··· INPUT ···
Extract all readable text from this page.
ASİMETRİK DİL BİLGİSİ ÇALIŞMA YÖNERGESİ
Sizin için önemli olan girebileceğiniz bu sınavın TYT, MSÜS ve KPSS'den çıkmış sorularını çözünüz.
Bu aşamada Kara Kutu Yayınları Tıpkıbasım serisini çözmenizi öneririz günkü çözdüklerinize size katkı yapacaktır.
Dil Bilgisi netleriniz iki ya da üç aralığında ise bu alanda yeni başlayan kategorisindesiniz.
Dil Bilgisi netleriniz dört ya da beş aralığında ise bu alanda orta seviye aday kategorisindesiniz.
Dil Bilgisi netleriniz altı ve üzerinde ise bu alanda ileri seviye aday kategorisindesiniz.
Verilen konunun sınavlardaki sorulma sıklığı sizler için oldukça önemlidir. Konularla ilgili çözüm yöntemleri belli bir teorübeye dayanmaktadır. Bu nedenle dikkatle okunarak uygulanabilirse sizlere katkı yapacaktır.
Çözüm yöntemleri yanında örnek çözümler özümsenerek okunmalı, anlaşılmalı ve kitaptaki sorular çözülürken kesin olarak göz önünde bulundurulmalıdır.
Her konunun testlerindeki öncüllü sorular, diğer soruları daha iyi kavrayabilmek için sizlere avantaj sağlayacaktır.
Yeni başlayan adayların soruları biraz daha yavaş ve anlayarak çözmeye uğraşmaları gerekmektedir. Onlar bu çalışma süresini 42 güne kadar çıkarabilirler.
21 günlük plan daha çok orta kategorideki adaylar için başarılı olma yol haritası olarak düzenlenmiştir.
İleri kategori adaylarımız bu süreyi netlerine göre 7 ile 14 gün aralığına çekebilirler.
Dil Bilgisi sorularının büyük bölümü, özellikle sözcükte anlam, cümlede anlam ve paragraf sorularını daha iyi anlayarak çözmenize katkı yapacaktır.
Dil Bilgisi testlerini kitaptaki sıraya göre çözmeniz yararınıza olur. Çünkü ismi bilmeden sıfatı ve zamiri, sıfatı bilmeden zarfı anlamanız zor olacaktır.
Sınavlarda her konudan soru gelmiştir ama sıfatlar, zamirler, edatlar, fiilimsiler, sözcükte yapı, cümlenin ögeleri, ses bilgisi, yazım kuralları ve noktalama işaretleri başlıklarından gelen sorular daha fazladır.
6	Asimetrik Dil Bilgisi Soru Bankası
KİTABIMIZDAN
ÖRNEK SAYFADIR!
···
__WHAT YOU SHOULD DO__:
Transcribe the whole listing with nothing added or left out.

__TASK RESULT__:
Extract all readable text from this page.
ASİMETRİK DİL BİLGİSİ ÇALIŞMA YÖNERGESİ
Sizin için önemli olan girebileceğiniz bu sınavın TYT, MSÜS ve KPSS'den çıkmış sorularını çözünüz.
Bu aşamada Kara Kutu Yayınları Tıpkıbasım serisini çözmenizi öneririz günkü çözdüklerinize size katkı yapacaktır.
Dil Bilgisi netleriniz iki ya da üç aralığında ise bu alanda yeni başlayan kategorisindesiniz.
Dil Bilgisi netleriniz dört ya da beş aralığında ise bu alanda orta seviye aday kategorisindesiniz.
Dil Bilgisi netleriniz altı ve üzerinde ise bu alanda ileri seviye aday kategorisindesiniz.
Verilen konunun sınavlardaki sorulma sıklığı sizler için oldukça önemlidir. Konularla ilgili çözüm yöntemleri belli bir teorübeye dayanmaktadır. Bu nedenle dikkatle okunarak uygulanabilirse sizlere katkı yapacaktır.
Çözüm yöntemleri yanında örnek çözümler özümsenerek okunmalı, anlaşılmalı ve kitaptaki sorular çözülürken kesin olarak göz önünde bulundurulmalıdır.
Her konunun testlerindeki öncüllü sorular, diğer soruları daha iyi kavrayabilmek için sizlere avantaj sağlayacaktır.
Yeni başlayan adayların soruları biraz daha yavaş ve anlayarak çözmeye uğraşmaları gerekmektedir. Onlar bu çalışma süresini 42 güne kadar çıkarabilirler.
21 günlük plan daha çok orta kategorideki adaylar için başarılı olma yol haritası olarak düzenlenmiştir.
İleri kategori adaylarımız bu süreyi netlerine göre 7 ile 14 gün aralığına çekebilirler.
Dil Bilgisi sorularının büyük bölümü, özellikle sözcükte anlam, cümlede anlam ve paragraf sorularını daha iyi anlayarak çözmenize katkı yapacaktır.
Dil Bilgisi testlerini kitaptaki sıraya göre çözmeniz yararınıza olur. Çünkü ismi bilmeden sıfatı ve zamiri, sıfatı bilmeden zarfı anlamanız zor olacaktır.
Sınavlarda her konudan soru gelmiştir ama sıfatlar, zamirler, edatlar, fiilimsiler, sözcükte yapı, cümlenin ögeleri, ses bilgisi, yazım kuralları ve noktalama işaretleri başlıklarından gelen sorular daha fazladır.
6	Asimetrik Dil Bilgisi Soru Bankası
KİTABIMIZDAN
ÖRNEK SAYFADIR!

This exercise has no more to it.